Task objective:
Tally the lines containing the word "this" and give the total alone.

Data extract:
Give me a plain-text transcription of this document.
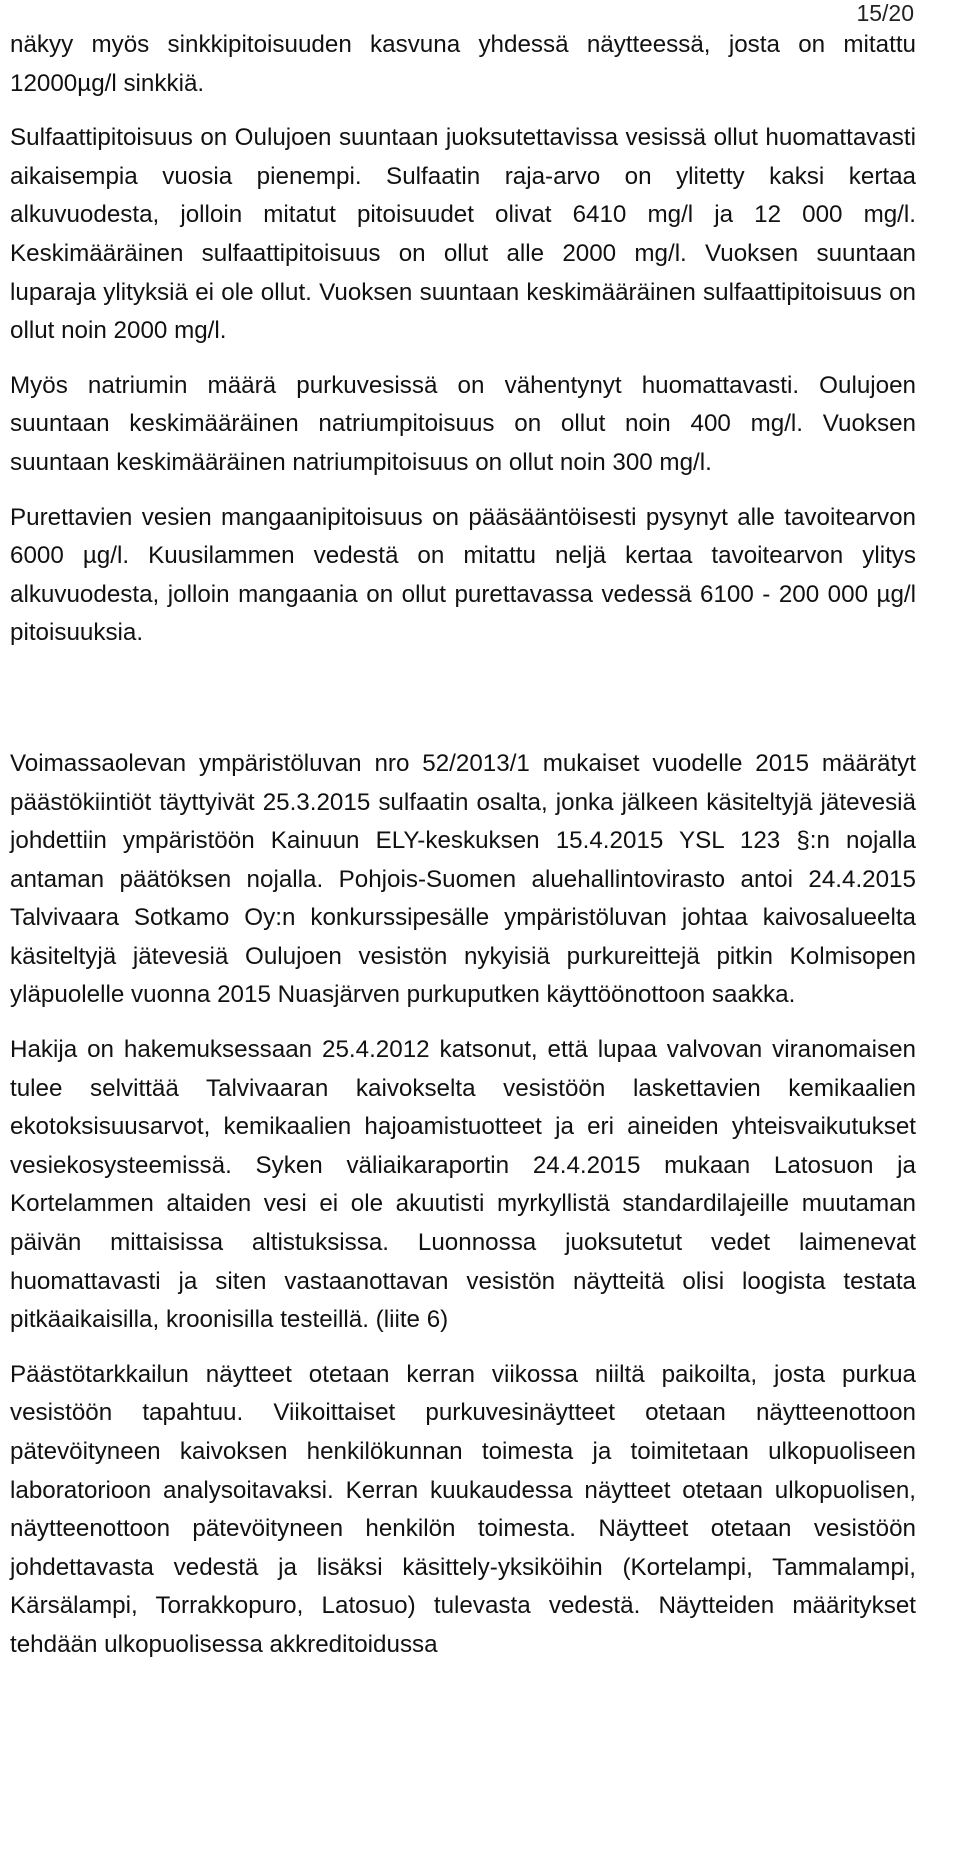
15/20

näkyy myös sinkkipitoisuuden kasvuna yhdessä näytteessä, josta on mitattu 12000µg/l sinkkiä.

Sulfaattipitoisuus on Oulujoen suuntaan juoksutettavissa vesissä ollut huomattavasti aikaisempia vuosia pienempi. Sulfaatin raja-arvo on ylitetty kaksi kertaa alkuvuodesta, jolloin mitatut pitoisuudet olivat 6410 mg/l ja 12 000 mg/l. Keskimääräinen sulfaattipitoisuus on ollut alle 2000 mg/l. Vuoksen suuntaan luparaja ylityksiä ei ole ollut. Vuoksen suuntaan keskimääräinen sulfaattipitoisuus on ollut noin 2000 mg/l.

Myös natriumin määrä purkuvesissä on vähentynyt huomattavasti. Oulujoen suuntaan keskimääräinen natriumpitoisuus on ollut noin 400 mg/l. Vuoksen suuntaan keskimääräinen natriumpitoisuus on ollut noin 300 mg/l.

Purettavien vesien mangaanipitoisuus on pääsääntöisesti pysynyt alle tavoitearvon 6000 µg/l. Kuusilammen vedestä on mitattu neljä kertaa tavoitearvon ylitys alkuvuodesta, jolloin mangaania on ollut purettavassa vedessä 6100 - 200 000 µg/l pitoisuuksia.

Voimassaolevan ympäristöluvan nro 52/2013/1 mukaiset vuodelle 2015 määrätyt päästökiintiöt täyttyivät 25.3.2015 sulfaatin osalta, jonka jälkeen käsiteltyjä jätevesiä johdettiin ympäristöön Kainuun ELY-keskuksen 15.4.2015 YSL 123 §:n nojalla antaman päätöksen nojalla. Pohjois-Suomen aluehallintovirasto antoi 24.4.2015 Talvivaara Sotkamo Oy:n konkurssipesälle ympäristöluvan johtaa kaivosalueelta käsiteltyjä jätevesiä Oulujoen vesistön nykyisiä purkureittejä pitkin Kolmisopen yläpuolelle vuonna 2015 Nuasjärven purkuputken käyttöönottoon saakka.

Hakija on hakemuksessaan 25.4.2012 katsonut, että lupaa valvovan viranomaisen tulee selvittää Talvivaaran kaivokselta vesistöön laskettavien kemikaalien ekotoksisuusarvot, kemikaalien hajoamistuotteet ja eri aineiden yhteisvaikutukset vesiekosysteemissä. Syken väliaikaraportin 24.4.2015 mukaan Latosuon ja Kortelammen altaiden vesi ei ole akuutisti myrkyllistä standardilajeille muutaman päivän mittaisissa altistuksissa. Luonnossa juoksutetut vedet laimenevat huomattavasti ja siten vastaanottavan vesistön näytteitä olisi loogista testata pitkäaikaisilla, kroonisilla testeillä. (liite 6)

Päästötarkkailun näytteet otetaan kerran viikossa niiltä paikoilta, josta purkua vesistöön tapahtuu. Viikoittaiset purkuvesinäytteet otetaan näytteenottoon pätevöityneen kaivoksen henkilökunnan toimesta ja toimitetaan ulkopuoliseen laboratorioon analysoitavaksi. Kerran kuukaudessa näytteet otetaan ulkopuolisen, näytteenottoon pätevöityneen henkilön toimesta. Näytteet otetaan vesistöön johdettavasta vedestä ja lisäksi käsittely-yksiköihin (Kortelampi, Tammalampi, Kärsälampi, Torrakkopuro, Latosuo) tulevasta vedestä. Näytteiden määritykset tehdään ulkopuolisessa akkreditoidussa
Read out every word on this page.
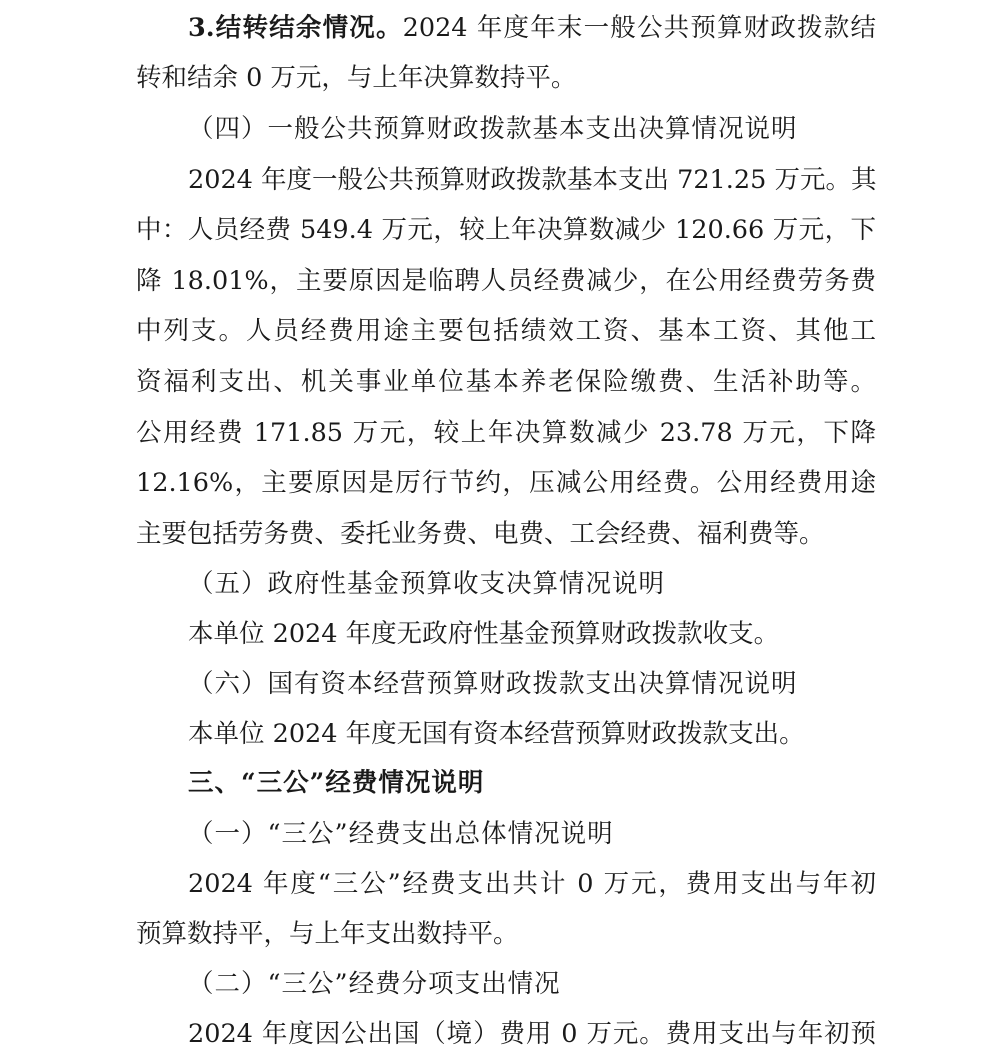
3.结转结余情况。2024 年度年末一般公共预算财政拨款结
转和结余 0 万元，与上年决算数持平。
（四）一般公共预算财政拨款基本支出决算情况说明
2024 年度一般公共预算财政拨款基本支出 721.25 万元。其
中：人员经费 549.4 万元，较上年决算数减少 120.66 万元，下
降 18.01%，主要原因是临聘人员经费减少，在公用经费劳务费
中列支。人员经费用途主要包括绩效工资、基本工资、其他工
资福利支出、机关事业单位基本养老保险缴费、生活补助等。
公用经费 171.85 万元，较上年决算数减少 23.78 万元，下降
12.16%，主要原因是厉行节约，压减公用经费。公用经费用途
主要包括劳务费、委托业务费、电费、工会经费、福利费等。
（五）政府性基金预算收支决算情况说明
本单位 2024 年度无政府性基金预算财政拨款收支。
（六）国有资本经营预算财政拨款支出决算情况说明
本单位 2024 年度无国有资本经营预算财政拨款支出。
三、“三公”经费情况说明
（一）“三公”经费支出总体情况说明
2024 年度“三公”经费支出共计 0 万元，费用支出与年初
预算数持平，与上年支出数持平。
（二）“三公”经费分项支出情况
2024 年度因公出国（境）费用 0 万元。费用支出与年初预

Correct response:
2